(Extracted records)
──────────
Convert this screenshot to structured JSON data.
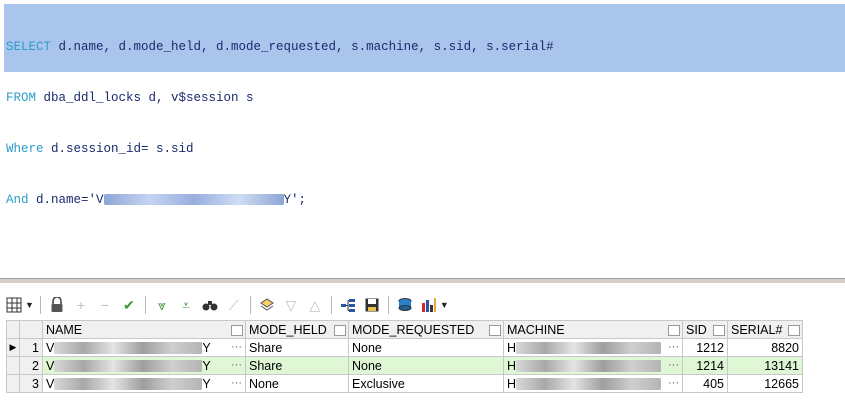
{
  "editor": {
    "lines": [
      {
        "kw": "SELECT",
        "text": " d.name, d.mode_held, d.mode_requested, s.machine, s.sid, s.serial#"
      },
      {
        "kw": "FROM",
        "text": " dba_ddl_locks d, v$session s"
      },
      {
        "kw": "Where",
        "text": " d.session_id= s.sid"
      },
      {
        "kw": "And",
        "text_prefix": " d.name='V",
        "text_suffix": "Y';"
      }
    ]
  },
  "toolbar": {
    "icons": [
      "grid-view-icon",
      "lock-icon",
      "add-record-icon",
      "delete-record-icon",
      "post-changes-icon",
      "fetch-next-icon",
      "fetch-last-icon",
      "query-by-example-icon",
      "clear-icon",
      "single-record-view-icon",
      "previous-icon",
      "next-icon",
      "explain-plan-icon",
      "save-icon",
      "export-icon",
      "chart-icon"
    ]
  },
  "grid": {
    "columns": [
      "NAME",
      "MODE_HELD",
      "MODE_REQUESTED",
      "MACHINE",
      "SID",
      "SERIAL#"
    ],
    "rows": [
      {
        "num": "1",
        "name_prefix": "V",
        "name_suffix": "Y",
        "mode_held": "Share",
        "mode_requested": "None",
        "machine_prefix": "H",
        "sid": "1212",
        "serial": "8820"
      },
      {
        "num": "2",
        "name_prefix": "V",
        "name_suffix": "Y",
        "mode_held": "Share",
        "mode_requested": "None",
        "machine_prefix": "H",
        "sid": "1214",
        "serial": "13141"
      },
      {
        "num": "3",
        "name_prefix": "V",
        "name_suffix": "Y",
        "mode_held": "None",
        "mode_requested": "Exclusive",
        "machine_prefix": "H",
        "sid": "405",
        "serial": "12665"
      }
    ]
  },
  "colors": {
    "selection": "#a9c5ec",
    "keyword": "#2c9cc8",
    "highlight_row": "#dff7d5"
  }
}
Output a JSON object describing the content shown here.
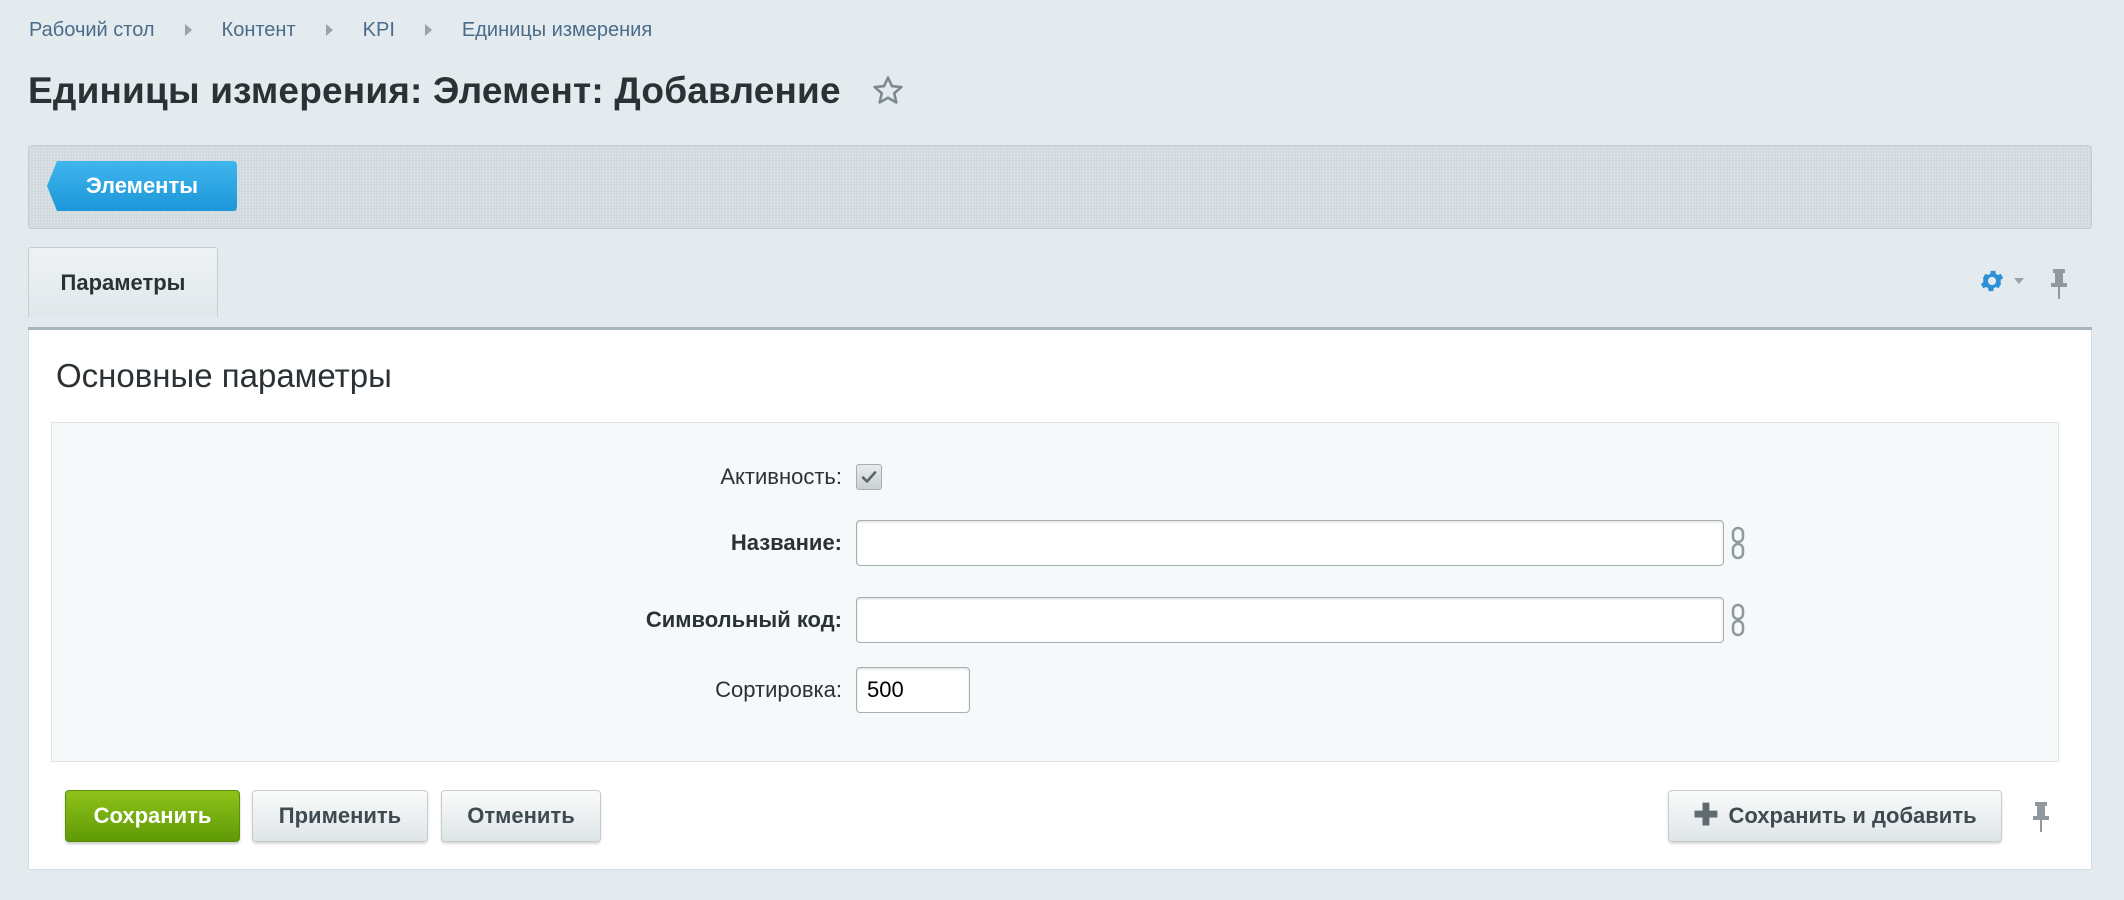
{
  "breadcrumb": [
    "Рабочий стол",
    "Контент",
    "KPI",
    "Единицы измерения"
  ],
  "page": {
    "title": "Единицы измерения: Элемент: Добавление"
  },
  "toolbar": {
    "elements_label": "Элементы"
  },
  "tabs": [
    {
      "label": "Параметры",
      "active": true
    }
  ],
  "section": {
    "title": "Основные параметры"
  },
  "form": {
    "active": {
      "label": "Активность:",
      "checked": true
    },
    "name": {
      "label": "Название:",
      "value": ""
    },
    "code": {
      "label": "Символьный код:",
      "value": ""
    },
    "sort": {
      "label": "Сортировка:",
      "value": "500"
    }
  },
  "buttons": {
    "save": "Сохранить",
    "apply": "Применить",
    "cancel": "Отменить",
    "save_add": "Сохранить и добавить"
  },
  "colors": {
    "accent_blue": "#1c96d9",
    "save_green": "#6aa60c",
    "background": "#e3ebee"
  },
  "icons": [
    "star-icon",
    "gear-icon",
    "pin-icon",
    "link-icon",
    "plus-icon",
    "check-icon"
  ]
}
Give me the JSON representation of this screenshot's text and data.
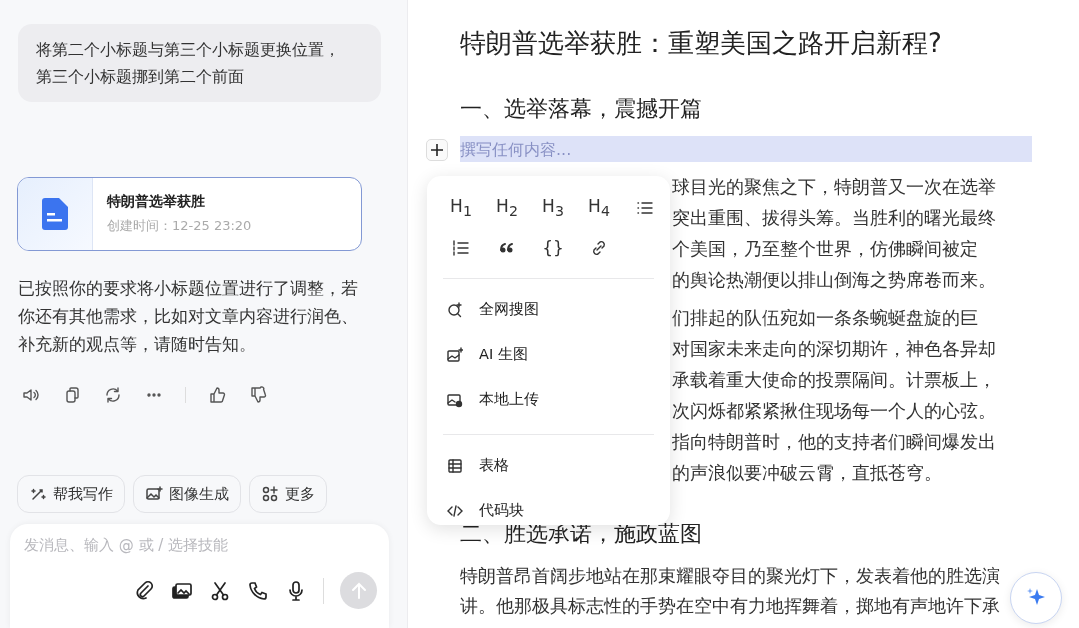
{
  "chat": {
    "user_message": "将第二个小标题与第三个小标题更换位置，第三个小标题挪到第二个前面",
    "document_card": {
      "title": "特朗普选举获胜",
      "created": "创建时间：12-25 23:20"
    },
    "reply": "已按照你的要求将小标题位置进行了调整，若你还有其他需求，比如对文章内容进行润色、补充新的观点等，请随时告知。",
    "actions": [
      {
        "kind": "speaker"
      },
      {
        "kind": "copy"
      },
      {
        "kind": "regenerate"
      },
      {
        "kind": "more"
      },
      {
        "kind": "divider"
      },
      {
        "kind": "like"
      },
      {
        "kind": "dislike"
      }
    ],
    "chips": [
      {
        "kind": "write",
        "label": "帮我写作"
      },
      {
        "kind": "image",
        "label": "图像生成"
      },
      {
        "kind": "more",
        "label": "更多"
      }
    ],
    "input": {
      "placeholder": "发消息、输入 @ 或 / 选择技能",
      "tools": [
        {
          "kind": "attach"
        },
        {
          "kind": "images"
        },
        {
          "kind": "scissors"
        },
        {
          "kind": "phone"
        },
        {
          "kind": "mic"
        }
      ],
      "send_disabled": true
    }
  },
  "document": {
    "title": "特朗普选举获胜：重塑美国之路开启新程?",
    "heading_1": "一、选举落幕，震撼开篇",
    "placeholder": "撰写任何内容...",
    "paragraph_1_lines": [
      "球目光的聚焦之下，特朗普又一次在选举",
      "突出重围、拔得头筹。当胜利的曙光最终",
      "个美国，乃至整个世界，仿佛瞬间被定",
      "的舆论热潮便以排山倒海之势席卷而来。"
    ],
    "paragraph_2_lines": [
      "们排起的队伍宛如一条条蜿蜒盘旋的巨",
      "对国家未来走向的深切期许，神色各异却",
      "承载着重大使命的投票隔间。计票板上，",
      "次闪烁都紧紧揪住现场每一个人的心弦。",
      "指向特朗普时，他的支持者们瞬间爆发出",
      "的声浪似要冲破云霄，直抵苍穹。"
    ],
    "heading_2": "二、胜选承诺，施政蓝图",
    "paragraph_3": "特朗普昂首阔步地站在那束耀眼夺目的聚光灯下，发表着他的胜选演讲。他那极具标志性的手势在空中有力地挥舞着，掷地有声地许下承"
  },
  "insert_menu": {
    "format_buttons": [
      {
        "kind": "heading",
        "label": "H$_{1}$"
      },
      {
        "kind": "heading",
        "label": "H$_{2}$"
      },
      {
        "kind": "heading",
        "label": "H$_{3}$"
      },
      {
        "kind": "heading",
        "label": "H$_{4}$"
      },
      {
        "kind": "bullet-list"
      },
      {
        "kind": "ordered-list"
      },
      {
        "kind": "quote"
      },
      {
        "kind": "code",
        "label": "{}"
      },
      {
        "kind": "link"
      }
    ],
    "groups": [
      [
        {
          "kind": "search-image",
          "label": "全网搜图"
        },
        {
          "kind": "ai-image",
          "label": "AI 生图"
        },
        {
          "kind": "upload",
          "label": "本地上传"
        }
      ],
      [
        {
          "kind": "table",
          "label": "表格"
        },
        {
          "kind": "code-block",
          "label": "代码块"
        }
      ]
    ]
  }
}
──────────
_EXERCISE INSTRUCTIONS:_ Copy every line of the data exactly as written, excluding the pictures.

_EXPECTED ANSWER:_
Convert this screenshot to structured JSON data.
{
  "editor": {
    "lines": [
      {
        "kw": "SELECT",
        "text": " d.name, d.mode_held, d.mode_requested, s.machine, s.sid, s.serial#"
      },
      {
        "kw": "FROM",
        "text": " dba_ddl_locks d, v$session s"
      },
      {
        "kw": "Where",
        "text": " d.session_id= s.sid"
      },
      {
        "kw": "And",
        "text_prefix": " d.name='V",
        "text_suffix": "Y';"
      }
    ]
  },
  "toolbar": {
    "icons": [
      "grid-view-icon",
      "lock-icon",
      "add-record-icon",
      "delete-record-icon",
      "post-changes-icon",
      "fetch-next-icon",
      "fetch-last-icon",
      "query-by-example-icon",
      "clear-icon",
      "single-record-view-icon",
      "previous-icon",
      "next-icon",
      "explain-plan-icon",
      "save-icon",
      "export-icon",
      "chart-icon"
    ]
  },
  "grid": {
    "columns": [
      "NAME",
      "MODE_HELD",
      "MODE_REQUESTED",
      "MACHINE",
      "SID",
      "SERIAL#"
    ],
    "rows": [
      {
        "num": "1",
        "name_prefix": "V",
        "name_suffix": "Y",
        "mode_held": "Share",
        "mode_requested": "None",
        "machine_prefix": "H",
        "sid": "1212",
        "serial": "8820"
      },
      {
        "num": "2",
        "name_prefix": "V",
        "name_suffix": "Y",
        "mode_held": "Share",
        "mode_requested": "None",
        "machine_prefix": "H",
        "sid": "1214",
        "serial": "13141"
      },
      {
        "num": "3",
        "name_prefix": "V",
        "name_suffix": "Y",
        "mode_held": "None",
        "mode_requested": "Exclusive",
        "machine_prefix": "H",
        "sid": "405",
        "serial": "12665"
      }
    ]
  },
  "colors": {
    "selection": "#a9c5ec",
    "keyword": "#2c9cc8",
    "highlight_row": "#dff7d5"
  }
}
Output a JSON object describing the content shown here.
{
  "breadcrumb": [
    "Рабочий стол",
    "Контент",
    "KPI",
    "Единицы измерения"
  ],
  "page": {
    "title": "Единицы измерения: Элемент: Добавление"
  },
  "toolbar": {
    "elements_label": "Элементы"
  },
  "tabs": [
    {
      "label": "Параметры",
      "active": true
    }
  ],
  "section": {
    "title": "Основные параметры"
  },
  "form": {
    "active": {
      "label": "Активность:",
      "checked": true
    },
    "name": {
      "label": "Название:",
      "value": ""
    },
    "code": {
      "label": "Символьный код:",
      "value": ""
    },
    "sort": {
      "label": "Сортировка:",
      "value": "500"
    }
  },
  "buttons": {
    "save": "Сохранить",
    "apply": "Применить",
    "cancel": "Отменить",
    "save_add": "Сохранить и добавить"
  },
  "colors": {
    "accent_blue": "#1c96d9",
    "save_green": "#6aa60c",
    "background": "#e3ebee"
  },
  "icons": [
    "star-icon",
    "gear-icon",
    "pin-icon",
    "link-icon",
    "plus-icon",
    "check-icon"
  ]
}
Give me the JSON representation of this screenshot's text and data.
{
  "chat": {
    "user_message": "将第二个小标题与第三个小标题更换位置，第三个小标题挪到第二个前面",
    "document_card": {
      "title": "特朗普选举获胜",
      "created": "创建时间：12-25 23:20"
    },
    "reply": "已按照你的要求将小标题位置进行了调整，若你还有其他需求，比如对文章内容进行润色、补充新的观点等，请随时告知。",
    "actions": [
      {
        "kind": "speaker"
      },
      {
        "kind": "copy"
      },
      {
        "kind": "regenerate"
      },
      {
        "kind": "more"
      },
      {
        "kind": "divider"
      },
      {
        "kind": "like"
      },
      {
        "kind": "dislike"
      }
    ],
    "chips": [
      {
        "kind": "write",
        "label": "帮我写作"
      },
      {
        "kind": "image",
        "label": "图像生成"
      },
      {
        "kind": "more",
        "label": "更多"
      }
    ],
    "input": {
      "placeholder": "发消息、输入 @ 或 / 选择技能",
      "tools": [
        {
          "kind": "attach"
        },
        {
          "kind": "images"
        },
        {
          "kind": "scissors"
        },
        {
          "kind": "phone"
        },
        {
          "kind": "mic"
        }
      ],
      "send_disabled": true
    }
  },
  "document": {
    "title": "特朗普选举获胜：重塑美国之路开启新程?",
    "heading_1": "一、选举落幕，震撼开篇",
    "placeholder": "撰写任何内容...",
    "paragraph_1_lines": [
      "球目光的聚焦之下，特朗普又一次在选举",
      "突出重围、拔得头筹。当胜利的曙光最终",
      "个美国，乃至整个世界，仿佛瞬间被定",
      "的舆论热潮便以排山倒海之势席卷而来。"
    ],
    "paragraph_2_lines": [
      "们排起的队伍宛如一条条蜿蜒盘旋的巨",
      "对国家未来走向的深切期许，神色各异却",
      "承载着重大使命的投票隔间。计票板上，",
      "次闪烁都紧紧揪住现场每一个人的心弦。",
      "指向特朗普时，他的支持者们瞬间爆发出",
      "的声浪似要冲破云霄，直抵苍穹。"
    ],
    "heading_2": "二、胜选承诺，施政蓝图",
    "paragraph_3": "特朗普昂首阔步地站在那束耀眼夺目的聚光灯下，发表着他的胜选演讲。他那极具标志性的手势在空中有力地挥舞着，掷地有声地许下承"
  },
  "insert_menu": {
    "format_buttons": [
      {
        "kind": "heading",
        "label": "H$_{1}$"
      },
      {
        "kind": "heading",
        "label": "H$_{2}$"
      },
      {
        "kind": "heading",
        "label": "H$_{3}$"
      },
      {
        "kind": "heading",
        "label": "H$_{4}$"
      },
      {
        "kind": "bullet-list"
      },
      {
        "kind": "ordered-list"
      },
      {
        "kind": "quote"
      },
      {
        "kind": "code",
        "label": "{}"
      },
      {
        "kind": "link"
      }
    ],
    "groups": [
      [
        {
          "kind": "search-image",
          "label": "全网搜图"
        },
        {
          "kind": "ai-image",
          "label": "AI 生图"
        },
        {
          "kind": "upload",
          "label": "本地上传"
        }
      ],
      [
        {
          "kind": "table",
          "label": "表格"
        },
        {
          "kind": "code-block",
          "label": "代码块"
        }
      ]
    ]
  }
}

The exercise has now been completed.